◆ What is required: Rewrite the Wilhelm Gustloff disaster text from "Wilhelm Gustloff DisasterThe" up to and including "4,000 dead) combined.", substituting "RMS Titanic" for "Titanic".

Text under study section start

Wilhelm Gustloff DisasterThe Wilhelm Gustloff disaster likely claimed more lives than Titanic (over 1,500 dead), Lusitania (approximately 1,195 dead) and Lancastria (more than 4,000 dead) combined.

Built by the Nazis as a “Strength Through Joy” cruise ship, Wilhelm Gustloff was pressed into service during World War II first as a hospital ship and then as a floating barracks. While evacuating civilian refugees, German soldiers and U-boat personnel from Soviet troops advancing on the Baltic city of Gdynia (then known as Gotenhafen), Gustloff was torpedoed and sunk by a Russian submarine.

The loss of life was tremendous. On a vessel designed to hold a maximum of 1,880 passengers and crew, 5,348 are known to have died. Given the fact that boarding was chaotic and record-keeping virtually non-existent, it is possible that up to 9,400 people may have perished in the disaster, making the sinking of Wilhelm Gustloff the worst single-ship loss of life in history. Survivors numbered just 903.

Text under study section end
Entries provided section start

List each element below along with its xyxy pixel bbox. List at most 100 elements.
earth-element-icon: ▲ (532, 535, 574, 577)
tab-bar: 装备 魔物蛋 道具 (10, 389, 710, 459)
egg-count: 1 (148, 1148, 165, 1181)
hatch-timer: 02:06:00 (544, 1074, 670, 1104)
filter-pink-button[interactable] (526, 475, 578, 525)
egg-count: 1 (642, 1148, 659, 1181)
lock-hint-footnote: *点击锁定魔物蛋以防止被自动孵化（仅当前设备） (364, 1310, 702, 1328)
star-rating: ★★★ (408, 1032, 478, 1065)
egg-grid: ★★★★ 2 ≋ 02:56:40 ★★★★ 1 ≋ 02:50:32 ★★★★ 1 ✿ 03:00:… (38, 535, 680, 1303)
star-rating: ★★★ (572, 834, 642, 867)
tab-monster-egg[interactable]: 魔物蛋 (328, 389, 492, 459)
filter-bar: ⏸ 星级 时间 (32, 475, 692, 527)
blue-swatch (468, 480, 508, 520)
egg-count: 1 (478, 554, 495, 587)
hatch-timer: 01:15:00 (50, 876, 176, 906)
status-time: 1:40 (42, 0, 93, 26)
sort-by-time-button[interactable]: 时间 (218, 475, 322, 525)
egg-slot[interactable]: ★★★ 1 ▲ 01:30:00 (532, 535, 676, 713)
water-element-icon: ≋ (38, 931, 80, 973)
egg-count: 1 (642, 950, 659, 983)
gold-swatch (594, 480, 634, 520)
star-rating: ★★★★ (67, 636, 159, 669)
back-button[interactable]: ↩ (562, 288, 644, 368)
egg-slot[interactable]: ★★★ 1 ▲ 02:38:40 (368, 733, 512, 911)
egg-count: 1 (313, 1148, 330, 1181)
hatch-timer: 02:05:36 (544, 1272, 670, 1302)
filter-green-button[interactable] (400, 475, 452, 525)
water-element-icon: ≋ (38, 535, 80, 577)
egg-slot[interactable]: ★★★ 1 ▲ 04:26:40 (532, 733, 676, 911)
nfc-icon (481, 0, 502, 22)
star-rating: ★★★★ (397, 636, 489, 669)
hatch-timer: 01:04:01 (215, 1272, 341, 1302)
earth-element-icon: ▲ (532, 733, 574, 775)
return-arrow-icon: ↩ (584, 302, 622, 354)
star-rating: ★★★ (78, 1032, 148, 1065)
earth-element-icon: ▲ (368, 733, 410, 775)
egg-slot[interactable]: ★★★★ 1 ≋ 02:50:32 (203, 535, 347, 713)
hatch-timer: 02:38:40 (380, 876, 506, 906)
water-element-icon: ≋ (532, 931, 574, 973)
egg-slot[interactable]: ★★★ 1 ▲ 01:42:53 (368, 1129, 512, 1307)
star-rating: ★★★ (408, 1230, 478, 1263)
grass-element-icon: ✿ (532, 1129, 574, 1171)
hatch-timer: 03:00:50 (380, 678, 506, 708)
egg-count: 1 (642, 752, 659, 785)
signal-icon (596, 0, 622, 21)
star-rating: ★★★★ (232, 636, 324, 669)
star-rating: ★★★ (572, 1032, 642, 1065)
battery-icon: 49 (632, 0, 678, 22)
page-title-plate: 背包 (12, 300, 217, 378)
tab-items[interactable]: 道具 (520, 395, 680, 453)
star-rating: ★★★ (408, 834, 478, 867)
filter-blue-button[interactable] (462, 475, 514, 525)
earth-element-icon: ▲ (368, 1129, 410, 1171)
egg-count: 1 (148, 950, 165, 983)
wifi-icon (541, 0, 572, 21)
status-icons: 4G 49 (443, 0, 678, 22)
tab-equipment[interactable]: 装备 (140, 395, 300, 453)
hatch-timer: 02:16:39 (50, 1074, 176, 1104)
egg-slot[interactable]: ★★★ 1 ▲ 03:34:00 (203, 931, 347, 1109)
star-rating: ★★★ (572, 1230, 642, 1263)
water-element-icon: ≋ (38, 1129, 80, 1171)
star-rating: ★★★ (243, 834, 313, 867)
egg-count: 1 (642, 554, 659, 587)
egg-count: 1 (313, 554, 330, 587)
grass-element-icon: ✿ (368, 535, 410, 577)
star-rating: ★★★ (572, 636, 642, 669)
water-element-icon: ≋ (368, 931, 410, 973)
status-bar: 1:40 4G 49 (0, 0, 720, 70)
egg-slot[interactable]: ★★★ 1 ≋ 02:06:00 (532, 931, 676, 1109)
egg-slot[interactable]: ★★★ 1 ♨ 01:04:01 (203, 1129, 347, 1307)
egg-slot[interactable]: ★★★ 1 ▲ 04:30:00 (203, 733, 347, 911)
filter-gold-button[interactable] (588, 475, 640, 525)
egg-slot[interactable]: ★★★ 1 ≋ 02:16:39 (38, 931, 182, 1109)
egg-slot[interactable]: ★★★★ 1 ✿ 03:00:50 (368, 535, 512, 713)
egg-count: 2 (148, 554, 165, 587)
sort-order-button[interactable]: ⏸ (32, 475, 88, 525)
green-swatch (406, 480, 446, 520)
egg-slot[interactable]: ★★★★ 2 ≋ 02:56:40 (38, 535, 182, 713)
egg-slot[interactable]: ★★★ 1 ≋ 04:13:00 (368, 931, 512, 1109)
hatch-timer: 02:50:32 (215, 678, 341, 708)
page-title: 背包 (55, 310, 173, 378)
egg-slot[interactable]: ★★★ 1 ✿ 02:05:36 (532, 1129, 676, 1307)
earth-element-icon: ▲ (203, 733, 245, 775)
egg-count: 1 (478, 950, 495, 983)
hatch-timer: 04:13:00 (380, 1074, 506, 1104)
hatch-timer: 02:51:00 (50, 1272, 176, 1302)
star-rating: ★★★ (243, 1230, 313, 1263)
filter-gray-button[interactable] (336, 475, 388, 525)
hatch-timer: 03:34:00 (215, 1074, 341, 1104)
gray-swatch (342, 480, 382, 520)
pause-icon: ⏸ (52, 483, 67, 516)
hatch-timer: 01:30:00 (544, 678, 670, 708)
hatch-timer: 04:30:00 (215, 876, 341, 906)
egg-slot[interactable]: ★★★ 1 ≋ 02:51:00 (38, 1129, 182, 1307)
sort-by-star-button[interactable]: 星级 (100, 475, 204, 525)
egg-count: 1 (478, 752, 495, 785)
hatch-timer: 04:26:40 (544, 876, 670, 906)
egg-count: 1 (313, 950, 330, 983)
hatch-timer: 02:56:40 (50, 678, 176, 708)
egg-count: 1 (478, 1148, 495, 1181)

Entries provided section end

◆ Answer:
Wilhelm Gustloff DisasterThe Wilhelm Gustloff disaster likely claimed more lives than RMS Titanic (over 1,500 dead), Lusitania (approximately 1,195 dead) and Lancastria (more than 4,000 dead) combined.